*OBJECTIVE*
Every entry below must appear again, exactly as written.

Data entries for graphics:
Start

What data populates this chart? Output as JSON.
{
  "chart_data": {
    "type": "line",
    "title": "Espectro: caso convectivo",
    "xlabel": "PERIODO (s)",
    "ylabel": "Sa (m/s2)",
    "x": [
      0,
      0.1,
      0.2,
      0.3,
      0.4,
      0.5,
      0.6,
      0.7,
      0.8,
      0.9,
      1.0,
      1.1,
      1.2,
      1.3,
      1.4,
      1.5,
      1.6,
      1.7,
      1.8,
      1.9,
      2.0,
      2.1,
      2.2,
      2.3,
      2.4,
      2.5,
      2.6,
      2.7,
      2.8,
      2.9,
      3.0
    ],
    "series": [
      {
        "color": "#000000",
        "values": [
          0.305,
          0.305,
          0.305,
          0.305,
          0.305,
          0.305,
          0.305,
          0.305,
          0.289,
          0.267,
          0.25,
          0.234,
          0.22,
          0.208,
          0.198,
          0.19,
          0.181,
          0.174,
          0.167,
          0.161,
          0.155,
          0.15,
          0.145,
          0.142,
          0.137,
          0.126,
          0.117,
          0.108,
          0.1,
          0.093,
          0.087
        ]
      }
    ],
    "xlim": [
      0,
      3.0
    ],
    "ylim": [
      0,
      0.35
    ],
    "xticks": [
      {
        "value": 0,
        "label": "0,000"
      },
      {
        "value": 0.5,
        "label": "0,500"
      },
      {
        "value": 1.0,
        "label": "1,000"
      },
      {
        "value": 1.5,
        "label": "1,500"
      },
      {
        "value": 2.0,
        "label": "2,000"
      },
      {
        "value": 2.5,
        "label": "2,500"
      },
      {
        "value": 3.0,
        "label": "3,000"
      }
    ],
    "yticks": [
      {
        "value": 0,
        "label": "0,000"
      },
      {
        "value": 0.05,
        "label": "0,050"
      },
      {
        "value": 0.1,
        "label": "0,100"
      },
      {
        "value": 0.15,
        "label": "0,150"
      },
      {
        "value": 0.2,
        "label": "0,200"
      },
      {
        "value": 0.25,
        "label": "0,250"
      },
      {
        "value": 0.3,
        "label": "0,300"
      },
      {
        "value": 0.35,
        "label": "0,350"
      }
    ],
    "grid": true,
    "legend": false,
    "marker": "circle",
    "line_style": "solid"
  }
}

End

*SOLUTION TO THIS PROBLEM*
What data populates this chart? Output as JSON.
{
  "chart_data": {
    "type": "line",
    "title": "Espectro: caso convectivo",
    "xlabel": "PERIODO (s)",
    "ylabel": "Sa (m/s2)",
    "x": [
      0,
      0.1,
      0.2,
      0.3,
      0.4,
      0.5,
      0.6,
      0.7,
      0.8,
      0.9,
      1.0,
      1.1,
      1.2,
      1.3,
      1.4,
      1.5,
      1.6,
      1.7,
      1.8,
      1.9,
      2.0,
      2.1,
      2.2,
      2.3,
      2.4,
      2.5,
      2.6,
      2.7,
      2.8,
      2.9,
      3.0
    ],
    "series": [
      {
        "color": "#000000",
        "values": [
          0.305,
          0.305,
          0.305,
          0.305,
          0.305,
          0.305,
          0.305,
          0.305,
          0.289,
          0.267,
          0.25,
          0.234,
          0.22,
          0.208,
          0.198,
          0.19,
          0.181,
          0.174,
          0.167,
          0.161,
          0.155,
          0.15,
          0.145,
          0.142,
          0.137,
          0.126,
          0.117,
          0.108,
          0.1,
          0.093,
          0.087
        ]
      }
    ],
    "xlim": [
      0,
      3.0
    ],
    "ylim": [
      0,
      0.35
    ],
    "xticks": [
      {
        "value": 0,
        "label": "0,000"
      },
      {
        "value": 0.5,
        "label": "0,500"
      },
      {
        "value": 1.0,
        "label": "1,000"
      },
      {
        "value": 1.5,
        "label": "1,500"
      },
      {
        "value": 2.0,
        "label": "2,000"
      },
      {
        "value": 2.5,
        "label": "2,500"
      },
      {
        "value": 3.0,
        "label": "3,000"
      }
    ],
    "yticks": [
      {
        "value": 0,
        "label": "0,000"
      },
      {
        "value": 0.05,
        "label": "0,050"
      },
      {
        "value": 0.1,
        "label": "0,100"
      },
      {
        "value": 0.15,
        "label": "0,150"
      },
      {
        "value": 0.2,
        "label": "0,200"
      },
      {
        "value": 0.25,
        "label": "0,250"
      },
      {
        "value": 0.3,
        "label": "0,300"
      },
      {
        "value": 0.35,
        "label": "0,350"
      }
    ],
    "grid": true,
    "legend": false,
    "marker": "circle",
    "line_style": "solid"
  }
}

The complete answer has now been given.